Drop the pictures from the entries below, then reproduce the rest exactly.

(Some records)
———

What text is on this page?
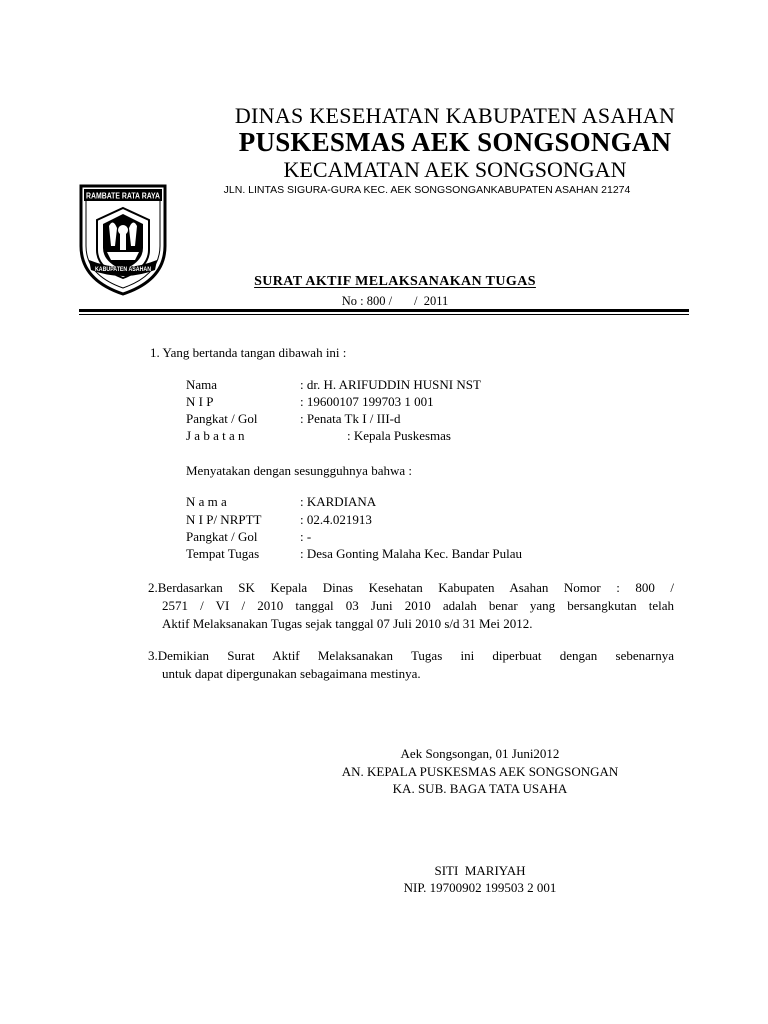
RAMBATE RATA RAYA
KABUPATEN ASAHAN
DINAS KESEHATAN KABUPATEN ASAHAN
PUSKESMAS AEK SONGSONGAN
KECAMATAN AEK SONGSONGAN
JLN. LINTAS SIGURA-GURA KEC. AEK SONGSONGANKABUPATEN ASAHAN 21274
SURAT AKTIF MELAKSANAKAN TUGAS
No : 800 /       /  2011
1. Yang bertanda tangan dibawah ini :
Nama	: dr. H. ARIFUDDIN HUSNI NST
N I P	: 19600107 199703 1 001
Pangkat / Gol	: Penata Tk I / III-d
J a b a t a n	: Kepala Puskesmas
Menyatakan dengan sesungguhnya bahwa :
N a m a	: KARDIANA
N I P/ NRPTT	: 02.4.021913
Pangkat / Gol	: -
Tempat Tugas	: Desa Gonting Malaha Kec. Bandar Pulau
2.Berdasarkan SK Kepala Dinas Kesehatan Kabupaten Asahan Nomor : 800 /
2571 / VI / 2010 tanggal 03 Juni 2010 adalah benar yang bersangkutan telah
Aktif Melaksanakan Tugas sejak tanggal 07 Juli 2010 s/d 31 Mei 2012.
3.Demikian Surat Aktif Melaksanakan Tugas ini diperbuat dengan sebenarnya
untuk dapat dipergunakan sebagaimana mestinya.
Aek Songsongan, 01 Juni2012
AN. KEPALA PUSKESMAS AEK SONGSONGAN
KA. SUB. BAGA TATA USAHA
SITI  MARIYAH
NIP. 19700902 199503 2 001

———

Task result:
What text is on this page?
RAMBATE RATA RAYA
KABUPATEN ASAHAN
DINAS KESEHATAN KABUPATEN ASAHAN
PUSKESMAS AEK SONGSONGAN
KECAMATAN AEK SONGSONGAN
JLN. LINTAS SIGURA-GURA KEC. AEK SONGSONGANKABUPATEN ASAHAN 21274
SURAT AKTIF MELAKSANAKAN TUGAS
No : 800 /       /  2011
1. Yang bertanda tangan dibawah ini :
Nama	: dr. H. ARIFUDDIN HUSNI NST
N I P	: 19600107 199703 1 001
Pangkat / Gol	: Penata Tk I / III-d
J a b a t a n	: Kepala Puskesmas
Menyatakan dengan sesungguhnya bahwa :
N a m a	: KARDIANA
N I P/ NRPTT	: 02.4.021913
Pangkat / Gol	: -
Tempat Tugas	: Desa Gonting Malaha Kec. Bandar Pulau
2.Berdasarkan SK Kepala Dinas Kesehatan Kabupaten Asahan Nomor : 800 /
2571 / VI / 2010 tanggal 03 Juni 2010 adalah benar yang bersangkutan telah
Aktif Melaksanakan Tugas sejak tanggal 07 Juli 2010 s/d 31 Mei 2012.
3.Demikian Surat Aktif Melaksanakan Tugas ini diperbuat dengan sebenarnya
untuk dapat dipergunakan sebagaimana mestinya.
Aek Songsongan, 01 Juni2012
AN. KEPALA PUSKESMAS AEK SONGSONGAN
KA. SUB. BAGA TATA USAHA
SITI  MARIYAH
NIP. 19700902 199503 2 001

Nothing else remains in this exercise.